— BEGIN —

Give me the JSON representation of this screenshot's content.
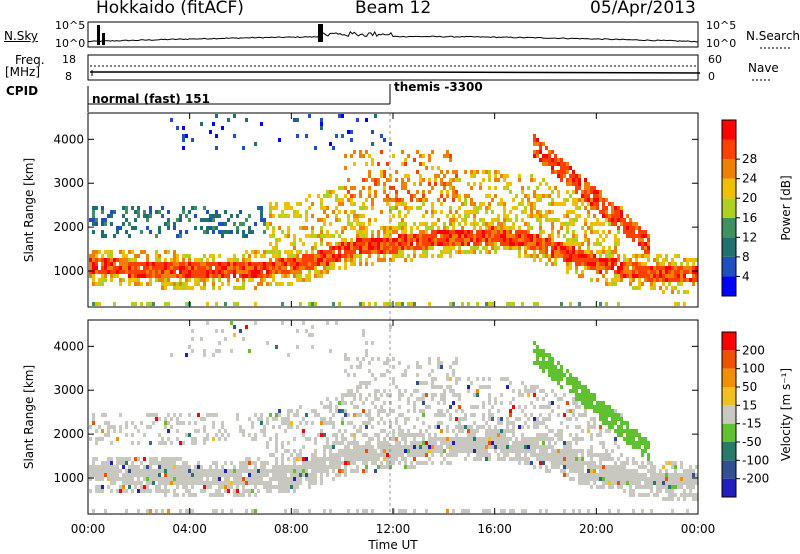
{
  "header": {
    "station": "Hokkaido (fitACF)",
    "beam": "Beam 12",
    "date": "05/Apr/2013"
  },
  "summary": {
    "nsky_label": "N.Sky",
    "nsearch_label": "N.Search",
    "nsky_ticks": [
      "10^5",
      "10^0"
    ],
    "nsearch_ticks": [
      "10^5",
      "10^0"
    ],
    "freq_label": [
      "Freq.",
      "[MHz]"
    ],
    "freq_ticks": [
      "18",
      "8"
    ],
    "nave_label": "Nave",
    "nave_ticks": [
      "60",
      "0"
    ],
    "cpid_label": "CPID",
    "cpid_modes": [
      "normal (fast) 151",
      "themis -3300"
    ]
  },
  "chart_data": [
    {
      "type": "heatmap",
      "title": "Power",
      "ylabel": "Slant Range [km]",
      "xlabel": "Time UT",
      "x_ticks": [
        "00:00",
        "04:00",
        "08:00",
        "12:00",
        "16:00",
        "20:00",
        "00:00"
      ],
      "y_ticks": [
        1000,
        2000,
        3000,
        4000
      ],
      "ylim": [
        180,
        4600
      ],
      "colorbar": {
        "label": "Power [dB]",
        "ticks": [
          "4",
          "8",
          "12",
          "16",
          "20",
          "24",
          "28"
        ],
        "colors": [
          "#0000ff",
          "#2050c0",
          "#207070",
          "#409060",
          "#b0d020",
          "#f0c000",
          "#f08000",
          "#ff4000",
          "#ff0000"
        ]
      },
      "series": [
        {
          "values": [
            [
              0,
              1150
            ],
            [
              2,
              1100
            ],
            [
              4,
              1050
            ],
            [
              6,
              1050
            ],
            [
              8,
              1150
            ],
            [
              9.5,
              1400
            ],
            [
              10.5,
              1600
            ],
            [
              12,
              1650
            ],
            [
              14,
              1800
            ],
            [
              16,
              1850
            ],
            [
              17,
              1800
            ],
            [
              18,
              1600
            ],
            [
              20,
              1200
            ],
            [
              22,
              1000
            ],
            [
              24,
              950
            ]
          ]
        }
      ]
    },
    {
      "type": "heatmap",
      "title": "Velocity",
      "ylabel": "Slant Range [km]",
      "xlabel": "Time UT",
      "x_ticks": [
        "00:00",
        "04:00",
        "08:00",
        "12:00",
        "16:00",
        "20:00",
        "00:00"
      ],
      "y_ticks": [
        1000,
        2000,
        3000,
        4000
      ],
      "ylim": [
        180,
        4600
      ],
      "colorbar": {
        "label": "Velocity [m s⁻¹]",
        "ticks": [
          "200",
          "100",
          "50",
          "15",
          "-15",
          "-50",
          "-100",
          "-200"
        ],
        "colors": [
          "#2020c0",
          "#305090",
          "#2a7a6a",
          "#60c030",
          "#c8c8c0",
          "#f0c020",
          "#f09000",
          "#f05000",
          "#ff0000"
        ]
      }
    }
  ],
  "time_label": "Time UT"
}
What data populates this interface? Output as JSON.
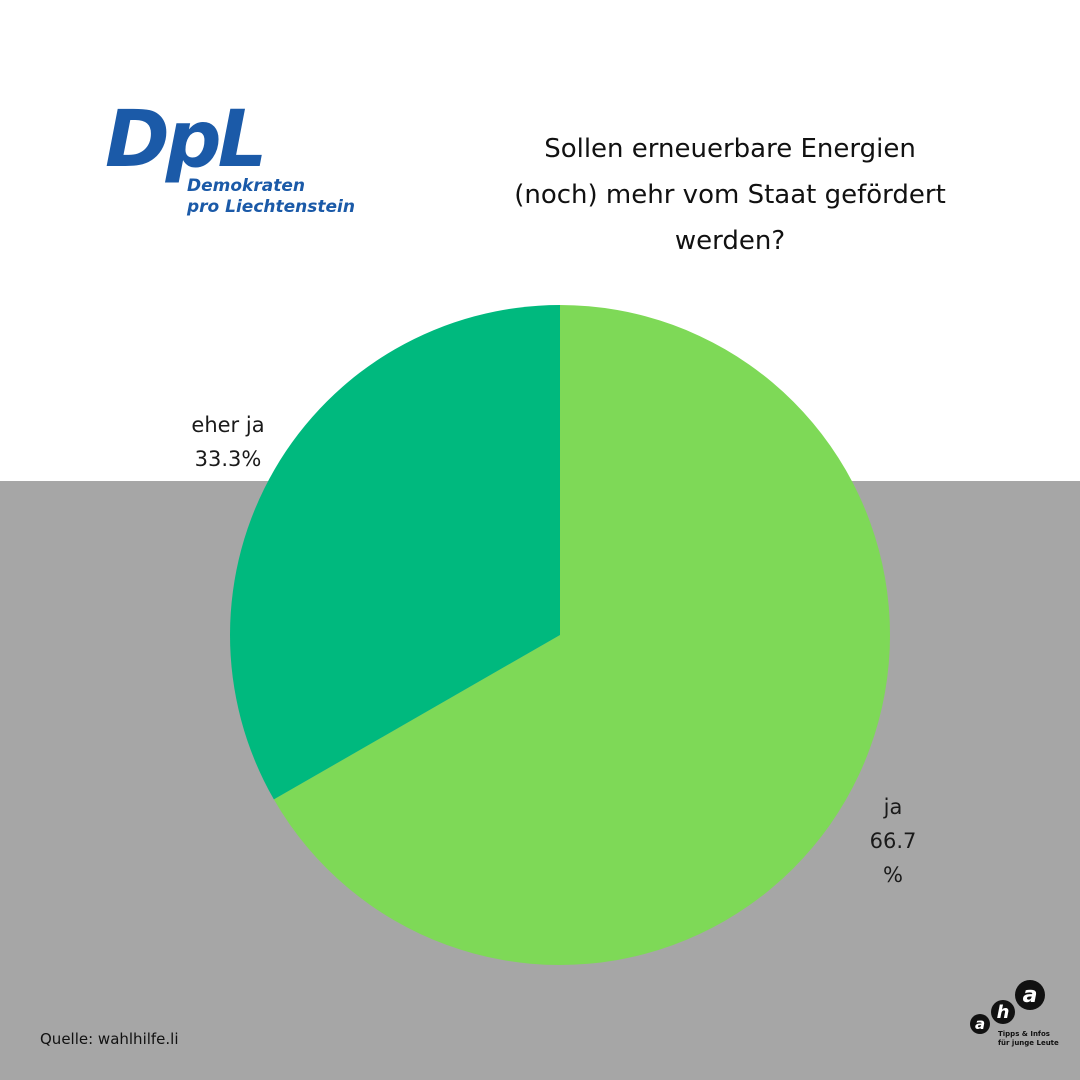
{
  "brand": {
    "logo_mark": "DpL",
    "logo_line1": "Demokraten",
    "logo_line2": "pro Liechtenstein",
    "logo_color": "#1b5aa8"
  },
  "title_lines": [
    "Sollen erneuerbare Energien",
    "(noch) mehr vom Staat gefördert",
    "werden?"
  ],
  "source": "Quelle: wahlhilfe.li",
  "aha": {
    "letters": [
      "a",
      "h",
      "a"
    ],
    "tagline1": "Tipps & Infos",
    "tagline2": "für junge Leute"
  },
  "colors": {
    "background_top": "#ffffff",
    "background_bottom": "#a6a6a6",
    "ja": "#7ed957",
    "eher_ja": "#00b97e"
  },
  "chart_data": {
    "type": "pie",
    "start": "12 o'clock",
    "direction": "clockwise",
    "slices": [
      {
        "category": "ja",
        "value": 66.7,
        "value_label_lines": [
          "66.7",
          "%"
        ],
        "color": "#7ed957"
      },
      {
        "category": "eher ja",
        "value": 33.3,
        "value_label_lines": [
          "33.3%"
        ],
        "color": "#00b97e"
      }
    ]
  }
}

— END —

-- WHAT YOU HAVE TO DO --
Show the lines that mention the word "JSON".

-- RESULT BELOW --
Give me the JSON representation of this screenshot's content.
What data populates this interface? Output as JSON.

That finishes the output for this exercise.